Figure content listings:
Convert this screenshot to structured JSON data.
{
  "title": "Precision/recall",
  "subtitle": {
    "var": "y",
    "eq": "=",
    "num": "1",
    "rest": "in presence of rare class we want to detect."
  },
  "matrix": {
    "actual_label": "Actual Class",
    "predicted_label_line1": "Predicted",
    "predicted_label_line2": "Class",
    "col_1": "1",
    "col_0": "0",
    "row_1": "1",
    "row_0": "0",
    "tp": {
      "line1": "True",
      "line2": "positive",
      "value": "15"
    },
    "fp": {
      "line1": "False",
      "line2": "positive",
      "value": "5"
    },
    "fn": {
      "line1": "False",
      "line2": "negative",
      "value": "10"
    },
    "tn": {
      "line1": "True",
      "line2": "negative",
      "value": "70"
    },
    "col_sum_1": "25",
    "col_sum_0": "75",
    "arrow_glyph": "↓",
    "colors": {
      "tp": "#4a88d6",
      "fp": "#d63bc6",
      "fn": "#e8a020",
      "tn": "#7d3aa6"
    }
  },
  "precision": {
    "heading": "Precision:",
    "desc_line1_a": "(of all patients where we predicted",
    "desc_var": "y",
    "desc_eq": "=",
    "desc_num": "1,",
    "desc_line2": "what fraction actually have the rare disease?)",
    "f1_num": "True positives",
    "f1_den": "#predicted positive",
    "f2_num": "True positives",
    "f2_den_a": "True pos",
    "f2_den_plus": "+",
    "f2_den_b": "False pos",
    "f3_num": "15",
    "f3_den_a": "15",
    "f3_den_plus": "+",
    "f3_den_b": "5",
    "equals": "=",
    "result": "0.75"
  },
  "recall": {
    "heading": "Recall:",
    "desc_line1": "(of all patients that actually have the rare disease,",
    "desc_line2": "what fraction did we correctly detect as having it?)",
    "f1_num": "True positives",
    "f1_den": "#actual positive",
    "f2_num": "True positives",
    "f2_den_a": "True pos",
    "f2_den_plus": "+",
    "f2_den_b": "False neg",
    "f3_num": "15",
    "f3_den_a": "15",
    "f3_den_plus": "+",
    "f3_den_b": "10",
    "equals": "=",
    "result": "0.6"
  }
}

Task details = The whole of the data is to be copied out word for word.

Solution for this problem =
Convert this screenshot to structured JSON data.
{
  "title": "Precision/recall",
  "subtitle": {
    "var": "y",
    "eq": "=",
    "num": "1",
    "rest": "in presence of rare class we want to detect."
  },
  "matrix": {
    "actual_label": "Actual Class",
    "predicted_label_line1": "Predicted",
    "predicted_label_line2": "Class",
    "col_1": "1",
    "col_0": "0",
    "row_1": "1",
    "row_0": "0",
    "tp": {
      "line1": "True",
      "line2": "positive",
      "value": "15"
    },
    "fp": {
      "line1": "False",
      "line2": "positive",
      "value": "5"
    },
    "fn": {
      "line1": "False",
      "line2": "negative",
      "value": "10"
    },
    "tn": {
      "line1": "True",
      "line2": "negative",
      "value": "70"
    },
    "col_sum_1": "25",
    "col_sum_0": "75",
    "arrow_glyph": "↓",
    "colors": {
      "tp": "#4a88d6",
      "fp": "#d63bc6",
      "fn": "#e8a020",
      "tn": "#7d3aa6"
    }
  },
  "precision": {
    "heading": "Precision:",
    "desc_line1_a": "(of all patients where we predicted",
    "desc_var": "y",
    "desc_eq": "=",
    "desc_num": "1,",
    "desc_line2": "what fraction actually have the rare disease?)",
    "f1_num": "True positives",
    "f1_den": "#predicted positive",
    "f2_num": "True positives",
    "f2_den_a": "True pos",
    "f2_den_plus": "+",
    "f2_den_b": "False pos",
    "f3_num": "15",
    "f3_den_a": "15",
    "f3_den_plus": "+",
    "f3_den_b": "5",
    "equals": "=",
    "result": "0.75"
  },
  "recall": {
    "heading": "Recall:",
    "desc_line1": "(of all patients that actually have the rare disease,",
    "desc_line2": "what fraction did we correctly detect as having it?)",
    "f1_num": "True positives",
    "f1_den": "#actual positive",
    "f2_num": "True positives",
    "f2_den_a": "True pos",
    "f2_den_plus": "+",
    "f2_den_b": "False neg",
    "f3_num": "15",
    "f3_den_a": "15",
    "f3_den_plus": "+",
    "f3_den_b": "10",
    "equals": "=",
    "result": "0.6"
  }
}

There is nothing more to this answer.